Quote, word for word, the line containing "Extract the structured" and all lines that follow it to the end of the records, with no pictures.

* _Given data_:
━━━━━━━━
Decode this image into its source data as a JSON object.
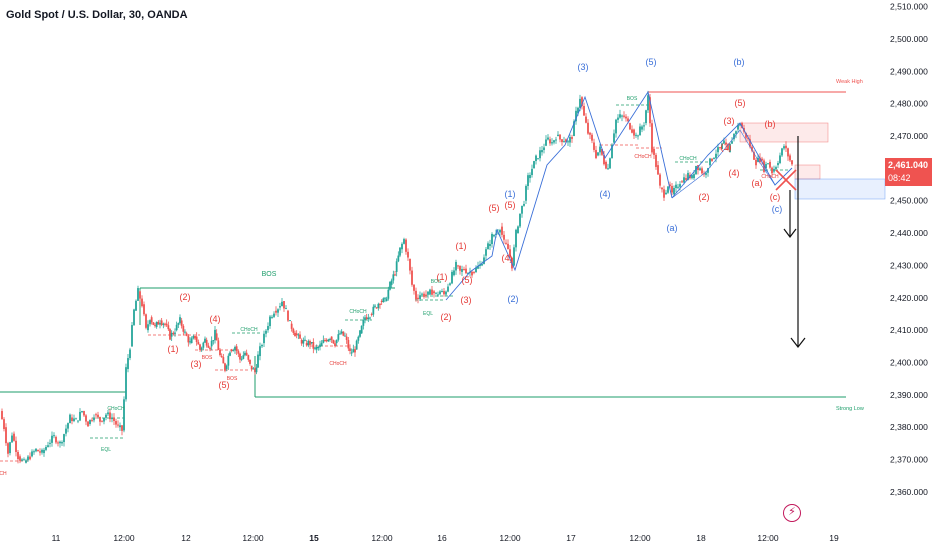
{
  "symbol_title": "Gold Spot / U.S. Dollar, 30, OANDA",
  "current_price": "2,461.040",
  "countdown": "08:42",
  "colors": {
    "up": "#26a69a",
    "down": "#ef5350",
    "wave_blue": "#3a6fd8",
    "wave_red": "#e53935",
    "bos_green": "#1e9e6b",
    "resistance": "#ef5350",
    "price_tag": "#ef5350"
  },
  "chart_data": {
    "type": "candlestick",
    "instrument": "XAUUSD",
    "timeframe": "30",
    "ylim": [
      2355,
      2512
    ],
    "y_ticks": [
      "2,510.000",
      "2,500.000",
      "2,490.000",
      "2,480.000",
      "2,470.000",
      "2,460.000",
      "2,450.000",
      "2,440.000",
      "2,430.000",
      "2,420.000",
      "2,410.000",
      "2,400.000",
      "2,390.000",
      "2,380.000",
      "2,370.000",
      "2,360.000"
    ],
    "y_tick_values": [
      2510,
      2500,
      2490,
      2480,
      2470,
      2460,
      2450,
      2440,
      2430,
      2420,
      2410,
      2400,
      2390,
      2380,
      2370,
      2360
    ],
    "x_ticks": [
      "11",
      "12:00",
      "12",
      "12:00",
      "15",
      "12:00",
      "16",
      "12:00",
      "17",
      "12:00",
      "18",
      "12:00",
      "19"
    ],
    "price_path": [
      [
        0,
        2385
      ],
      [
        4,
        2380
      ],
      [
        8,
        2372
      ],
      [
        12,
        2378
      ],
      [
        18,
        2371
      ],
      [
        24,
        2369
      ],
      [
        30,
        2371
      ],
      [
        36,
        2373
      ],
      [
        42,
        2372
      ],
      [
        48,
        2375
      ],
      [
        54,
        2377
      ],
      [
        60,
        2375
      ],
      [
        64,
        2378
      ],
      [
        70,
        2383
      ],
      [
        76,
        2382
      ],
      [
        82,
        2385
      ],
      [
        88,
        2381
      ],
      [
        94,
        2384
      ],
      [
        100,
        2382
      ],
      [
        106,
        2384
      ],
      [
        112,
        2383
      ],
      [
        118,
        2380
      ],
      [
        122,
        2379
      ],
      [
        126,
        2398
      ],
      [
        130,
        2405
      ],
      [
        134,
        2416
      ],
      [
        138,
        2422
      ],
      [
        142,
        2418
      ],
      [
        146,
        2410
      ],
      [
        150,
        2414
      ],
      [
        155,
        2411
      ],
      [
        160,
        2413
      ],
      [
        165,
        2412
      ],
      [
        170,
        2408
      ],
      [
        175,
        2410
      ],
      [
        180,
        2413
      ],
      [
        185,
        2409
      ],
      [
        190,
        2406
      ],
      [
        195,
        2408
      ],
      [
        200,
        2404
      ],
      [
        205,
        2407
      ],
      [
        210,
        2405
      ],
      [
        215,
        2409
      ],
      [
        220,
        2402
      ],
      [
        225,
        2398
      ],
      [
        230,
        2404
      ],
      [
        235,
        2405
      ],
      [
        240,
        2401
      ],
      [
        245,
        2403
      ],
      [
        250,
        2399
      ],
      [
        255,
        2397
      ],
      [
        258,
        2402
      ],
      [
        262,
        2406
      ],
      [
        266,
        2410
      ],
      [
        270,
        2414
      ],
      [
        274,
        2416
      ],
      [
        278,
        2417
      ],
      [
        282,
        2419
      ],
      [
        286,
        2416
      ],
      [
        290,
        2412
      ],
      [
        295,
        2409
      ],
      [
        300,
        2407
      ],
      [
        305,
        2406
      ],
      [
        310,
        2406
      ],
      [
        315,
        2404
      ],
      [
        320,
        2405
      ],
      [
        325,
        2407
      ],
      [
        330,
        2408
      ],
      [
        335,
        2406
      ],
      [
        340,
        2409
      ],
      [
        345,
        2408
      ],
      [
        350,
        2403
      ],
      [
        355,
        2404
      ],
      [
        360,
        2409
      ],
      [
        365,
        2414
      ],
      [
        370,
        2415
      ],
      [
        375,
        2417
      ],
      [
        380,
        2419
      ],
      [
        385,
        2419
      ],
      [
        390,
        2424
      ],
      [
        395,
        2428
      ],
      [
        400,
        2435
      ],
      [
        404,
        2438
      ],
      [
        408,
        2432
      ],
      [
        412,
        2424
      ],
      [
        416,
        2420
      ],
      [
        420,
        2421
      ],
      [
        424,
        2421
      ],
      [
        428,
        2421
      ],
      [
        432,
        2422
      ],
      [
        436,
        2421
      ],
      [
        440,
        2422
      ],
      [
        444,
        2421
      ],
      [
        448,
        2424
      ],
      [
        452,
        2427
      ],
      [
        456,
        2430
      ],
      [
        460,
        2428
      ],
      [
        464,
        2429
      ],
      [
        468,
        2428
      ],
      [
        472,
        2428
      ],
      [
        476,
        2429
      ],
      [
        480,
        2430
      ],
      [
        484,
        2433
      ],
      [
        488,
        2436
      ],
      [
        492,
        2439
      ],
      [
        496,
        2440
      ],
      [
        500,
        2442
      ],
      [
        504,
        2437
      ],
      [
        508,
        2435
      ],
      [
        512,
        2430
      ],
      [
        516,
        2440
      ],
      [
        520,
        2446
      ],
      [
        524,
        2450
      ],
      [
        528,
        2457
      ],
      [
        532,
        2460
      ],
      [
        536,
        2463
      ],
      [
        540,
        2465
      ],
      [
        544,
        2467
      ],
      [
        548,
        2469
      ],
      [
        552,
        2468
      ],
      [
        556,
        2470
      ],
      [
        560,
        2469
      ],
      [
        564,
        2469
      ],
      [
        568,
        2468
      ],
      [
        572,
        2470
      ],
      [
        576,
        2477
      ],
      [
        580,
        2482
      ],
      [
        584,
        2476
      ],
      [
        588,
        2471
      ],
      [
        592,
        2468
      ],
      [
        596,
        2464
      ],
      [
        600,
        2466
      ],
      [
        604,
        2462
      ],
      [
        608,
        2460
      ],
      [
        612,
        2468
      ],
      [
        616,
        2475
      ],
      [
        620,
        2476
      ],
      [
        624,
        2476
      ],
      [
        628,
        2474
      ],
      [
        632,
        2472
      ],
      [
        636,
        2470
      ],
      [
        640,
        2472
      ],
      [
        644,
        2474
      ],
      [
        648,
        2482
      ],
      [
        652,
        2466
      ],
      [
        656,
        2461
      ],
      [
        660,
        2454
      ],
      [
        664,
        2452
      ],
      [
        668,
        2455
      ],
      [
        672,
        2452
      ],
      [
        676,
        2454
      ],
      [
        680,
        2456
      ],
      [
        684,
        2457
      ],
      [
        688,
        2458
      ],
      [
        692,
        2457
      ],
      [
        696,
        2461
      ],
      [
        700,
        2460
      ],
      [
        704,
        2458
      ],
      [
        708,
        2461
      ],
      [
        712,
        2463
      ],
      [
        716,
        2465
      ],
      [
        720,
        2466
      ],
      [
        724,
        2468
      ],
      [
        728,
        2465
      ],
      [
        732,
        2469
      ],
      [
        736,
        2472
      ],
      [
        740,
        2474
      ],
      [
        744,
        2471
      ],
      [
        748,
        2469
      ],
      [
        752,
        2465
      ],
      [
        756,
        2462
      ],
      [
        760,
        2463
      ],
      [
        764,
        2460
      ],
      [
        768,
        2462
      ],
      [
        772,
        2459
      ],
      [
        776,
        2461
      ],
      [
        780,
        2464
      ],
      [
        784,
        2467
      ],
      [
        788,
        2464
      ],
      [
        792,
        2461
      ]
    ],
    "annotations": [
      {
        "text": "BOS",
        "color": "bos_green"
      },
      {
        "text": "CHoCH",
        "color": "bos_green"
      },
      {
        "text": "EQL",
        "color": "bos_green"
      },
      {
        "text": "Weak High",
        "color": "down"
      },
      {
        "text": "Strong Low",
        "color": "bos_green"
      }
    ]
  }
}
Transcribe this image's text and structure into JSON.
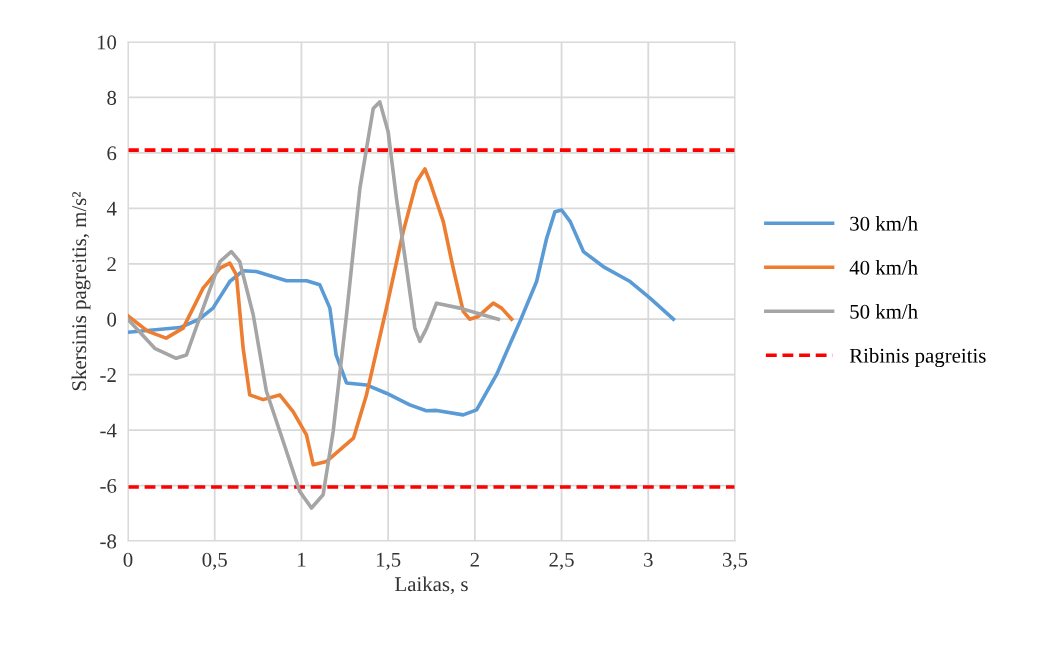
{
  "chart_data": {
    "type": "line",
    "xlabel": "Laikas, s",
    "ylabel": "Skersinis pagreitis, m/s²",
    "xlim": [
      0,
      3.5
    ],
    "xticks": [
      0,
      {
        "value": 0.5,
        "label": "0,5"
      },
      1,
      {
        "value": 1.5,
        "label": "1,5"
      },
      2,
      {
        "value": 2.5,
        "label": "2,5"
      },
      3,
      {
        "value": 3.5,
        "label": "3,5"
      }
    ],
    "ylim": [
      -8,
      10
    ],
    "yticks": [
      -8,
      -6,
      -4,
      -2,
      0,
      2,
      4,
      6,
      8,
      10
    ],
    "grid": true,
    "legend": "right",
    "line_style": "solid",
    "marker": "none",
    "series": [
      {
        "name": "30 km/h",
        "color": "#5b9bd5",
        "x": [
          0,
          0.3,
          0.41,
          0.49,
          0.587,
          0.664,
          0.74,
          0.914,
          1.03,
          1.106,
          1.164,
          1.2,
          1.26,
          1.375,
          1.49,
          1.625,
          1.72,
          1.779,
          1.933,
          2.01,
          2.125,
          2.26,
          2.356,
          2.414,
          2.462,
          2.5,
          2.55,
          2.626,
          2.74,
          2.895,
          3.01,
          3.145
        ],
        "values": [
          -0.47,
          -0.3,
          0,
          0.4,
          1.36,
          1.75,
          1.72,
          1.39,
          1.39,
          1.24,
          0.4,
          -1.29,
          -2.3,
          -2.37,
          -2.67,
          -3.09,
          -3.3,
          -3.29,
          -3.45,
          -3.27,
          -2.0,
          -0.08,
          1.36,
          2.92,
          3.88,
          3.94,
          3.52,
          2.44,
          1.9,
          1.36,
          0.76,
          0
        ]
      },
      {
        "name": "40 km/h",
        "color": "#ed7d31",
        "x": [
          0,
          0.115,
          0.22,
          0.318,
          0.433,
          0.53,
          0.587,
          0.625,
          0.664,
          0.702,
          0.779,
          0.875,
          0.952,
          1.029,
          1.068,
          1.145,
          1.3,
          1.375,
          1.49,
          1.587,
          1.664,
          1.712,
          1.741,
          1.818,
          1.875,
          1.933,
          1.97,
          2.02,
          2.106,
          2.154,
          2.212
        ],
        "values": [
          0.12,
          -0.44,
          -0.68,
          -0.32,
          1.12,
          1.84,
          2.02,
          1.6,
          -1.05,
          -2.73,
          -2.9,
          -2.73,
          -3.33,
          -4.17,
          -5.25,
          -5.13,
          -4.29,
          -2.73,
          0.4,
          3.16,
          4.96,
          5.42,
          4.96,
          3.52,
          1.84,
          0.28,
          0,
          0.1,
          0.58,
          0.4,
          0
        ]
      },
      {
        "name": "50 km/h",
        "color": "#a5a5a5",
        "x": [
          0,
          0.154,
          0.278,
          0.337,
          0.433,
          0.53,
          0.596,
          0.644,
          0.722,
          0.798,
          0.895,
          0.99,
          1.058,
          1.125,
          1.183,
          1.26,
          1.337,
          1.414,
          1.452,
          1.5,
          1.548,
          1.606,
          1.654,
          1.683,
          1.722,
          1.779,
          1.914,
          2.03,
          2.135
        ],
        "values": [
          0,
          -1.05,
          -1.41,
          -1.29,
          0.4,
          2.08,
          2.44,
          2.08,
          0.16,
          -2.6,
          -4.41,
          -6.21,
          -6.81,
          -6.33,
          -4.05,
          0.16,
          4.72,
          7.6,
          7.84,
          6.76,
          4.36,
          1.84,
          -0.32,
          -0.8,
          -0.32,
          0.58,
          0.4,
          0.19,
          0
        ]
      }
    ],
    "ref_lines": [
      {
        "axis": "y",
        "value": 6.1,
        "label": "Ribinis pagreitis",
        "color": "#ff0000",
        "line_style": "dashed"
      },
      {
        "axis": "y",
        "value": -6.05,
        "color": "#ff0000",
        "line_style": "dashed"
      }
    ]
  }
}
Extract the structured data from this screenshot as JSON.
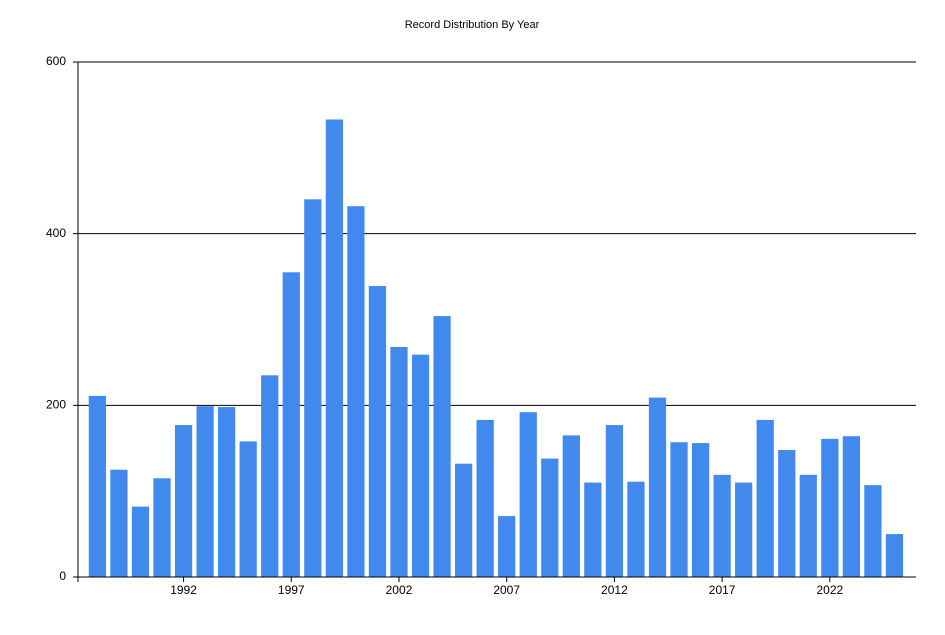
{
  "chart_data": {
    "type": "bar",
    "title": "Record Distribution By Year",
    "x": [
      1988,
      1989,
      1990,
      1991,
      1992,
      1993,
      1994,
      1995,
      1996,
      1997,
      1998,
      1999,
      2000,
      2001,
      2002,
      2003,
      2004,
      2005,
      2006,
      2007,
      2008,
      2009,
      2010,
      2011,
      2012,
      2013,
      2014,
      2015,
      2016,
      2017,
      2018,
      2019,
      2020,
      2021,
      2022,
      2023,
      2024,
      2025
    ],
    "values": [
      211,
      125,
      82,
      115,
      177,
      199,
      198,
      158,
      235,
      355,
      440,
      533,
      432,
      339,
      268,
      259,
      304,
      132,
      183,
      71,
      192,
      138,
      165,
      110,
      177,
      111,
      209,
      157,
      156,
      119,
      110,
      183,
      148,
      119,
      161,
      164,
      107,
      50
    ],
    "color": "#4189ec",
    "xlim": [
      1987.1,
      2026
    ],
    "xticks": [
      1992,
      1997,
      2002,
      2007,
      2012,
      2017,
      2022
    ],
    "ylim": [
      0,
      600
    ],
    "yticks": [
      0,
      200,
      400,
      600
    ],
    "grid": true
  }
}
━━━━━━━━
* _Written response_:
Extract the structured data from this screenshot as JSON.
{
  "chart_data": {
    "type": "bar",
    "title": "Record Distribution By Year",
    "x": [
      1988,
      1989,
      1990,
      1991,
      1992,
      1993,
      1994,
      1995,
      1996,
      1997,
      1998,
      1999,
      2000,
      2001,
      2002,
      2003,
      2004,
      2005,
      2006,
      2007,
      2008,
      2009,
      2010,
      2011,
      2012,
      2013,
      2014,
      2015,
      2016,
      2017,
      2018,
      2019,
      2020,
      2021,
      2022,
      2023,
      2024,
      2025
    ],
    "values": [
      211,
      125,
      82,
      115,
      177,
      199,
      198,
      158,
      235,
      355,
      440,
      533,
      432,
      339,
      268,
      259,
      304,
      132,
      183,
      71,
      192,
      138,
      165,
      110,
      177,
      111,
      209,
      157,
      156,
      119,
      110,
      183,
      148,
      119,
      161,
      164,
      107,
      50
    ],
    "color": "#4189ec",
    "xlim": [
      1987.1,
      2026
    ],
    "xticks": [
      1992,
      1997,
      2002,
      2007,
      2012,
      2017,
      2022
    ],
    "ylim": [
      0,
      600
    ],
    "yticks": [
      0,
      200,
      400,
      600
    ],
    "grid": true
  }
}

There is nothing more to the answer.